[Task directions] Transcribe each of the records below exactly, excluding all pictures.

##### Records for the exercise #####

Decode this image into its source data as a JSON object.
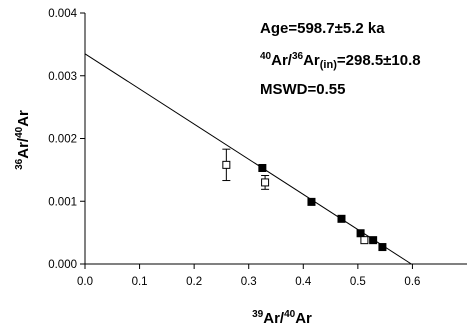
{
  "chart_data": {
    "type": "scatter",
    "title": "",
    "xlabel": {
      "sup": "39",
      "main": "Ar/",
      "sup2": "40",
      "main2": "Ar"
    },
    "ylabel": {
      "sup": "36",
      "main": "Ar/",
      "sup2": "40",
      "main2": "Ar"
    },
    "xlim": [
      0.0,
      0.7
    ],
    "ylim": [
      0.0,
      0.004
    ],
    "x_ticks": [
      "0.0",
      "0.1",
      "0.2",
      "0.3",
      "0.4",
      "0.5",
      "0.6"
    ],
    "x_tick_values": [
      0.0,
      0.1,
      0.2,
      0.3,
      0.4,
      0.5,
      0.6
    ],
    "y_ticks": [
      "0.000",
      "0.001",
      "0.002",
      "0.003",
      "0.004"
    ],
    "y_tick_values": [
      0.0,
      0.001,
      0.002,
      0.003,
      0.004
    ],
    "grid": false,
    "annotations": {
      "age": "Age=598.7±5.2 ka",
      "ratio": {
        "sup1": "40",
        "t1": "Ar/",
        "sup2": "36",
        "t2": "Ar",
        "sub": "(in)",
        "t3": "=298.5±10.8"
      },
      "mswd": "MSWD=0.55"
    },
    "fit_line": {
      "x": [
        0.0,
        0.598
      ],
      "y": [
        0.00335,
        0.0
      ]
    },
    "series": [
      {
        "marker": "filled-square",
        "points": [
          {
            "x": 0.325,
            "y": 0.00153
          },
          {
            "x": 0.415,
            "y": 0.00099
          },
          {
            "x": 0.47,
            "y": 0.00072
          },
          {
            "x": 0.505,
            "y": 0.00049
          },
          {
            "x": 0.528,
            "y": 0.00038
          },
          {
            "x": 0.545,
            "y": 0.00027
          }
        ]
      },
      {
        "marker": "open-square",
        "points": [
          {
            "x": 0.259,
            "y": 0.00158,
            "err": 0.00025
          },
          {
            "x": 0.33,
            "y": 0.0013,
            "err": 0.00011
          },
          {
            "x": 0.512,
            "y": 0.00038,
            "err": 0.0
          }
        ]
      }
    ]
  }
}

#####

[Solved exercise]
Decode this image into its source data as a JSON object.
{
  "chart_data": {
    "type": "scatter",
    "title": "",
    "xlabel": {
      "sup": "39",
      "main": "Ar/",
      "sup2": "40",
      "main2": "Ar"
    },
    "ylabel": {
      "sup": "36",
      "main": "Ar/",
      "sup2": "40",
      "main2": "Ar"
    },
    "xlim": [
      0.0,
      0.7
    ],
    "ylim": [
      0.0,
      0.004
    ],
    "x_ticks": [
      "0.0",
      "0.1",
      "0.2",
      "0.3",
      "0.4",
      "0.5",
      "0.6"
    ],
    "x_tick_values": [
      0.0,
      0.1,
      0.2,
      0.3,
      0.4,
      0.5,
      0.6
    ],
    "y_ticks": [
      "0.000",
      "0.001",
      "0.002",
      "0.003",
      "0.004"
    ],
    "y_tick_values": [
      0.0,
      0.001,
      0.002,
      0.003,
      0.004
    ],
    "grid": false,
    "annotations": {
      "age": "Age=598.7±5.2 ka",
      "ratio": {
        "sup1": "40",
        "t1": "Ar/",
        "sup2": "36",
        "t2": "Ar",
        "sub": "(in)",
        "t3": "=298.5±10.8"
      },
      "mswd": "MSWD=0.55"
    },
    "fit_line": {
      "x": [
        0.0,
        0.598
      ],
      "y": [
        0.00335,
        0.0
      ]
    },
    "series": [
      {
        "marker": "filled-square",
        "points": [
          {
            "x": 0.325,
            "y": 0.00153
          },
          {
            "x": 0.415,
            "y": 0.00099
          },
          {
            "x": 0.47,
            "y": 0.00072
          },
          {
            "x": 0.505,
            "y": 0.00049
          },
          {
            "x": 0.528,
            "y": 0.00038
          },
          {
            "x": 0.545,
            "y": 0.00027
          }
        ]
      },
      {
        "marker": "open-square",
        "points": [
          {
            "x": 0.259,
            "y": 0.00158,
            "err": 0.00025
          },
          {
            "x": 0.33,
            "y": 0.0013,
            "err": 0.00011
          },
          {
            "x": 0.512,
            "y": 0.00038,
            "err": 0.0
          }
        ]
      }
    ]
  }
}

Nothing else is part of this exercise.